Extracted data entries
---+---

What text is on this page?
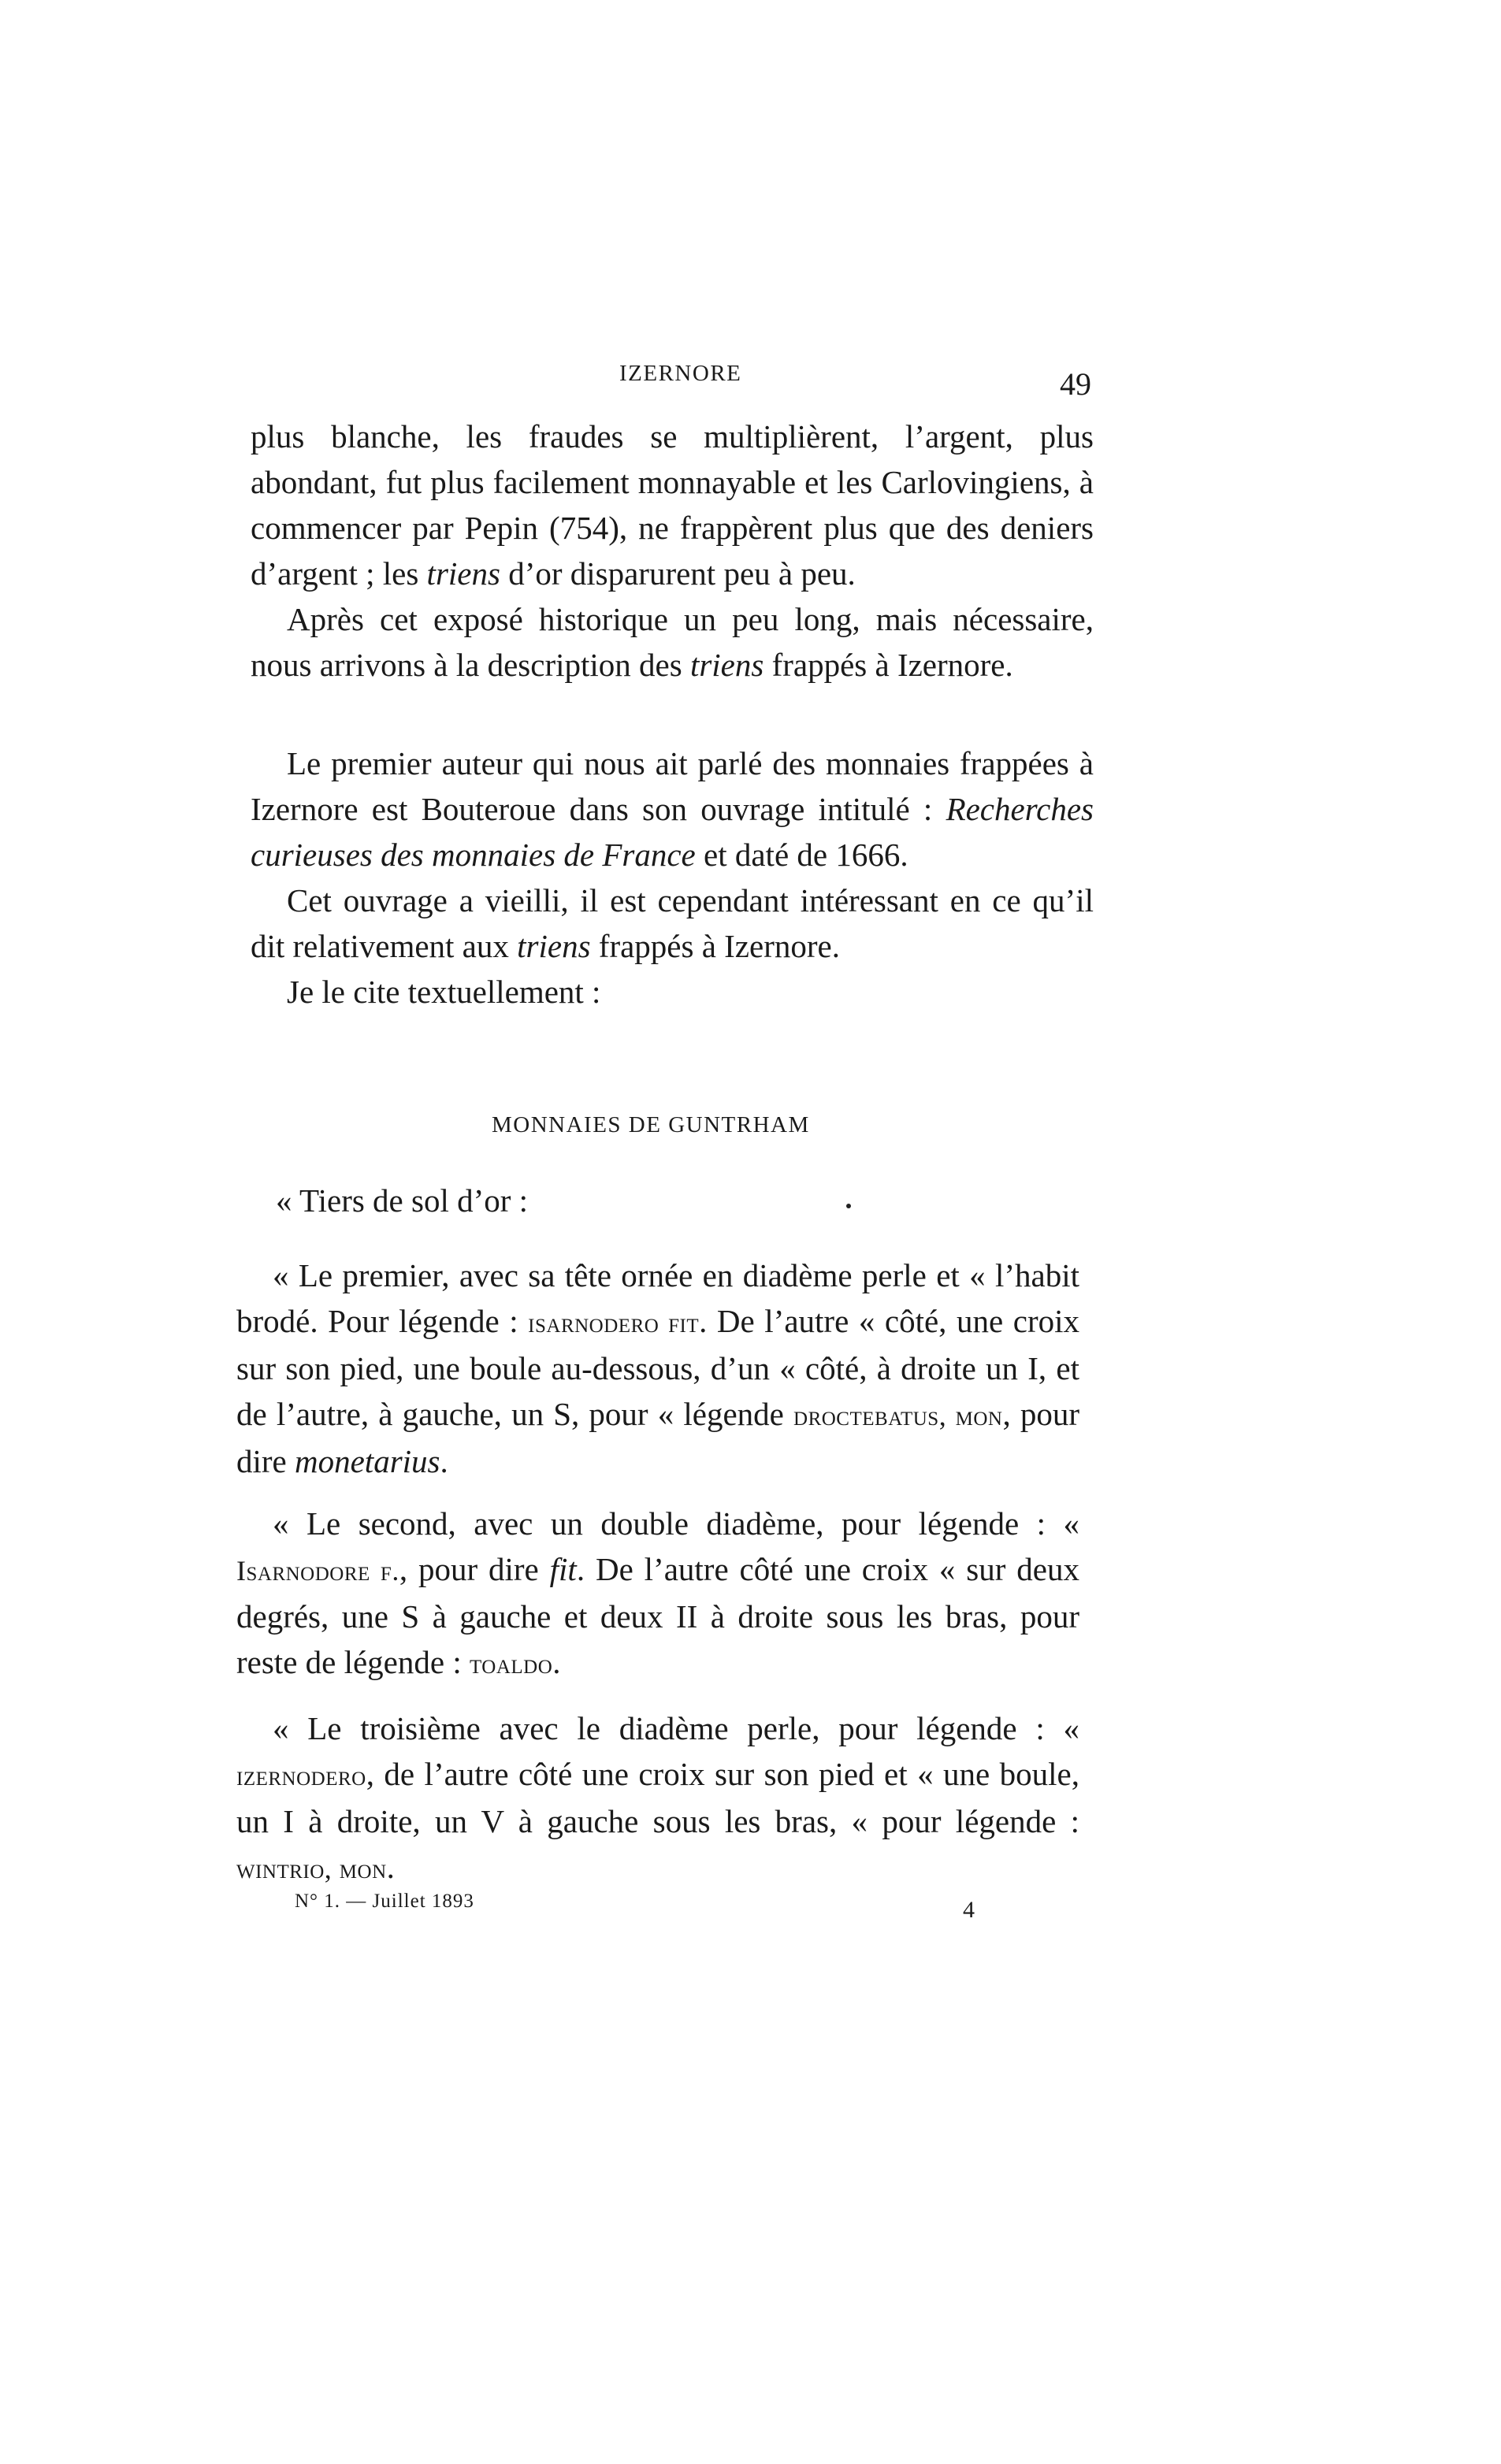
IZERNORE	49

plus blanche, les fraudes se multiplièrent, l’argent, plus abondant, fut plus facilement monnayable et les Carlovingiens, à commencer par Pepin (754), ne frappèrent plus que des deniers d’argent ; les triens d’or disparurent peu à peu.

Après cet exposé historique un peu long, mais nécessaire, nous arrivons à la description des triens frappés à Izernore.

Le premier auteur qui nous ait parlé des monnaies frappées à Izernore est Bouteroue dans son ouvrage intitulé : Recherches curieuses des monnaies de France et daté de 1666.

Cet ouvrage a vieilli, il est cependant intéressant en ce qu’il dit relativement aux triens frappés à Izernore.

Je le cite textuellement :

MONNAIES DE GUNTRHAM
« Tiers de sol d’or :

« Le premier, avec sa tête ornée en diadème perle et « l’habit brodé. Pour légende : isarnodero fit. De l’autre « côté, une croix sur son pied, une boule au-dessous, d’un « côté, à droite un I, et de l’autre, à gauche, un S, pour « légende droctebatus, mon, pour dire monetarius.

« Le second, avec un double diadème, pour légende : « Isarnodore f., pour dire fit. De l’autre côté une croix « sur deux degrés, une S à gauche et deux II à droite sous les bras, pour reste de légende : toaldo.

« Le troisième avec le diadème perle, pour légende : « izernodero, de l’autre côté une croix sur son pied et « une boule, un I à droite, un V à gauche sous les bras, « pour légende : wintrio, mon.

N° 1. — Juillet 1893	4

---+---

Search the records for the word "ouvrage", then list every line that has it.

ANSWER TO THE EXERCISE:
Le premier auteur qui nous ait parlé des monnaies frappées à Izernore est Bouteroue dans son ouvrage intitulé : Recherches curieuses des monnaies de France et daté de 1666.
Cet ouvrage a vieilli, il est cependant intéressant en ce qu’il dit relativement aux triens frappés à Izernore.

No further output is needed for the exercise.